Hey now, that holding head thing is very important.


----------



## curlysmama (Oct 31, 2010)

Wow, amazing. I am so amazed at real poodle groomers!!!


----------



## CelticKitti (Jul 1, 2010)

Liberty looks AMAZING

Ok NOW I REALLY want to take a road trip... Kris will you teach me to scissor like that??? Ok I know I'll need lots of practice and I'll never be as good as you... but a little instruction can't hurt.


----------



## flufflvr (Mar 20, 2010)

> I know zero about any tricks or rules of grooming to get that stunning outcome. Can't say enough good things about this, so happy for you!





> Ok I know I'll need lots of practice and I'll never be as good as you... but a little instruction can't hurt.


That's exactly how I feel. I know I'll never be able to get her to look _this _ good myself, :adore::adore: but now I have an idea of what I need to work on, and I can't wait to try! It's hard to get better at something when you really have no idea which aspect you need to work on, or if you know it doesn't look right but aren't sure why, and have no idea where to even start to make it look better, or even what questions to ask, even if you did have someone to ask in the first place. Having a teacher is a very good thing.

____________

(To-do list):
1 - In one to three sentences, explain why the last commenter in the grooming thread calls having a teacher a very good thing.
2 - Print the part of the grooming thread between "Liberty looks AMAZING" and "happy for you!", inclusive.
Answer using only the forum thread on poodle grooming.

(Given material):
____________

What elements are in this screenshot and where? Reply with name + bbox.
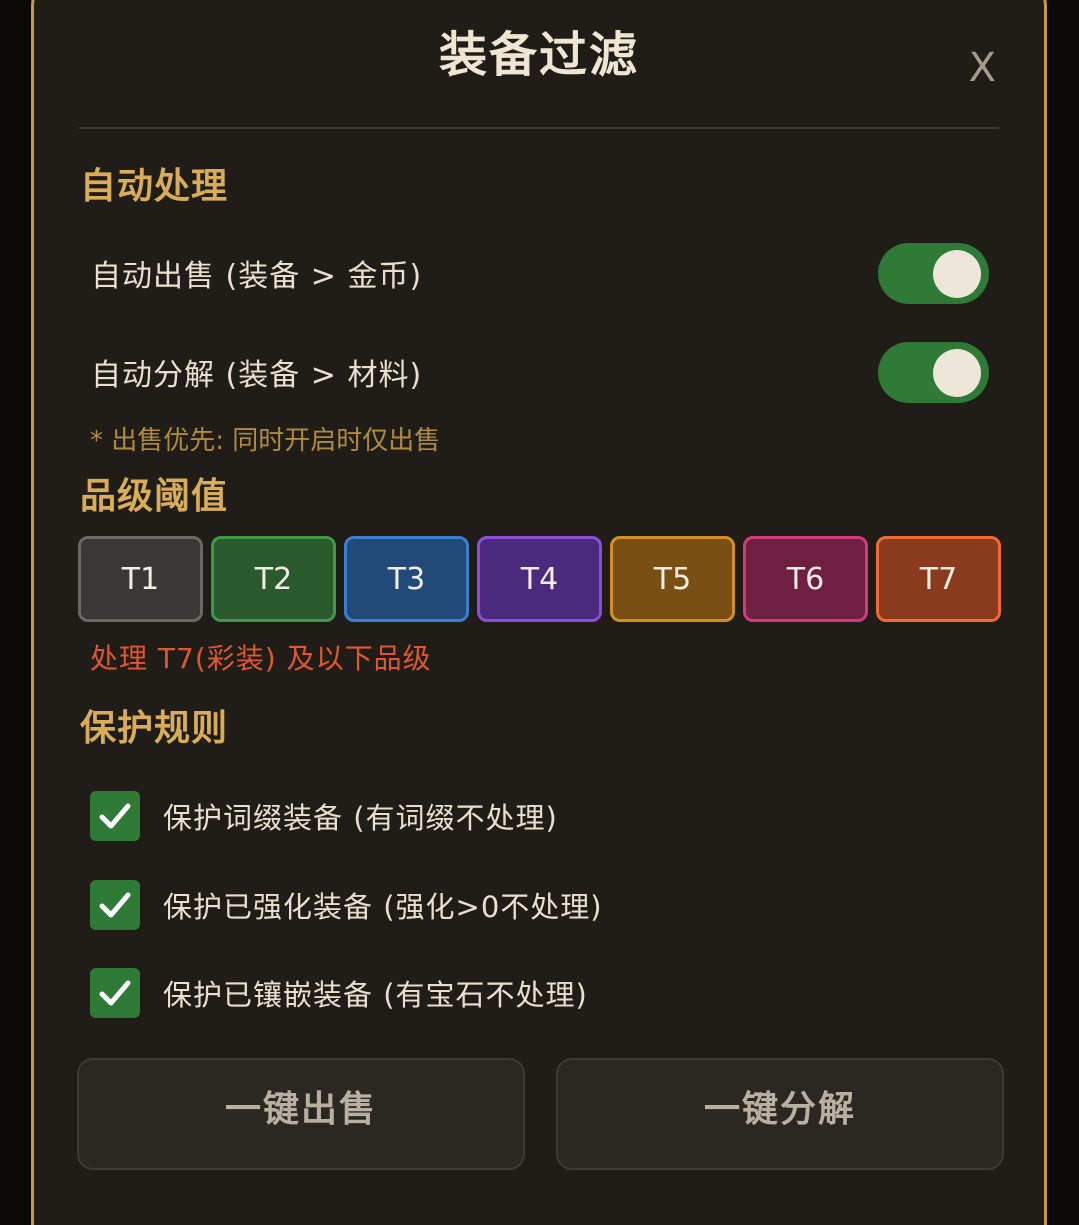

____________

(Results):
1 - The commenter says it is hard to get better at something without knowing which aspect needs work. You may know a result doesn't look right but not know why, where to start fixing it, or what to ask, even if you had someone to ask. A teacher gives an idea of what to work on.

2 -
Liberty looks AMAZING

Ok NOW I REALLY want to take a road trip... Kris will you teach me to scissor like that??? Ok I know I'll need lots of practice and I'll never be as good as you... but a little instruction can't hurt.


----------



## flufflvr (Mar 20, 2010)

> I know zero about any tricks or rules of grooming to get that stunning outcome. Can't say enough good things about this, so happy for you!